What is being asked: Repeat the lines of the listing below exactly, starting at the line that contains "What does this" and running through the last line, both included, and only those.

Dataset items
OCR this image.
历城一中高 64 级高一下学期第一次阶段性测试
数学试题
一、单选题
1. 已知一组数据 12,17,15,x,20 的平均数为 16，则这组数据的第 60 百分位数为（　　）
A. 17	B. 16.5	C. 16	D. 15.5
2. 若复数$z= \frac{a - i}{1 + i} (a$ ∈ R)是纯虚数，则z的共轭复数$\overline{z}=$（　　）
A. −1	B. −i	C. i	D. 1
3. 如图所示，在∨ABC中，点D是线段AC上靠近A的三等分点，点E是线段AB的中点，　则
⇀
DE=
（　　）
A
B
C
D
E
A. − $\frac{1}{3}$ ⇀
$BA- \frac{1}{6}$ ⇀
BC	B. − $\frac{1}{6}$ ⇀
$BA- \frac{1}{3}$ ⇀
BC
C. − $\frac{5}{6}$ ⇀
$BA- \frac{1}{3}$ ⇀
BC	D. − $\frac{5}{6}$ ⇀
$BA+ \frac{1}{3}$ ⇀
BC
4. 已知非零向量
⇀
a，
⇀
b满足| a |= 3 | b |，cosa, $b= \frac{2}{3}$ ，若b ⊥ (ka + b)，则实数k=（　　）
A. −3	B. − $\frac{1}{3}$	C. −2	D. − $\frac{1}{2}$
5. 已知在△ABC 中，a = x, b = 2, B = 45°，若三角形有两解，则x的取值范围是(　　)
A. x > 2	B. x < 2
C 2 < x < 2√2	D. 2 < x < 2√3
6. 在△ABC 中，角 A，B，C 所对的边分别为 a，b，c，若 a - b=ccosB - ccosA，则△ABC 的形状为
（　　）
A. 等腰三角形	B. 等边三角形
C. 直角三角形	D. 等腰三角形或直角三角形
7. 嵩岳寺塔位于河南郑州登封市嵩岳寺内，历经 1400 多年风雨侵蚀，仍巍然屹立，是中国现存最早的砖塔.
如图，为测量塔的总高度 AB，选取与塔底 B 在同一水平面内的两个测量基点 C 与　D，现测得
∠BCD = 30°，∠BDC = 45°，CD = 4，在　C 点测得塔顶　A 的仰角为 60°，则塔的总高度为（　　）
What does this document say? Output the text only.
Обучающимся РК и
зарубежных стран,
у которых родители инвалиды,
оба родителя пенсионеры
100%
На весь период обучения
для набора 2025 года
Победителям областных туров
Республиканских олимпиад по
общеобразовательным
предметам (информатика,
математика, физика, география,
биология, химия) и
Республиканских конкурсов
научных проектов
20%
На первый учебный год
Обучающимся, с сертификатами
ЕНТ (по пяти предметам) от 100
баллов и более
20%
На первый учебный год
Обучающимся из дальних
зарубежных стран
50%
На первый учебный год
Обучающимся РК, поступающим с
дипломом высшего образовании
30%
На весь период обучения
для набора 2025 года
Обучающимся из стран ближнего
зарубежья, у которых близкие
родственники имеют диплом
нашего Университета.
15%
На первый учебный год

Complete answer:
What does this document say? Output the text only.
Обучающимся РК и
зарубежных стран,
у которых родители инвалиды,
оба родителя пенсионеры
100%
На весь период обучения
для набора 2025 года
Победителям областных туров
Республиканских олимпиад по
общеобразовательным
предметам (информатика,
математика, физика, география,
биология, химия) и
Республиканских конкурсов
научных проектов
20%
На первый учебный год
Обучающимся, с сертификатами
ЕНТ (по пяти предметам) от 100
баллов и более
20%
На первый учебный год
Обучающимся из дальних
зарубежных стран
50%
На первый учебный год
Обучающимся РК, поступающим с
дипломом высшего образовании
30%
На весь период обучения
для набора 2025 года
Обучающимся из стран ближнего
зарубежья, у которых близкие
родственники имеют диплом
нашего Университета.
15%
На первый учебный год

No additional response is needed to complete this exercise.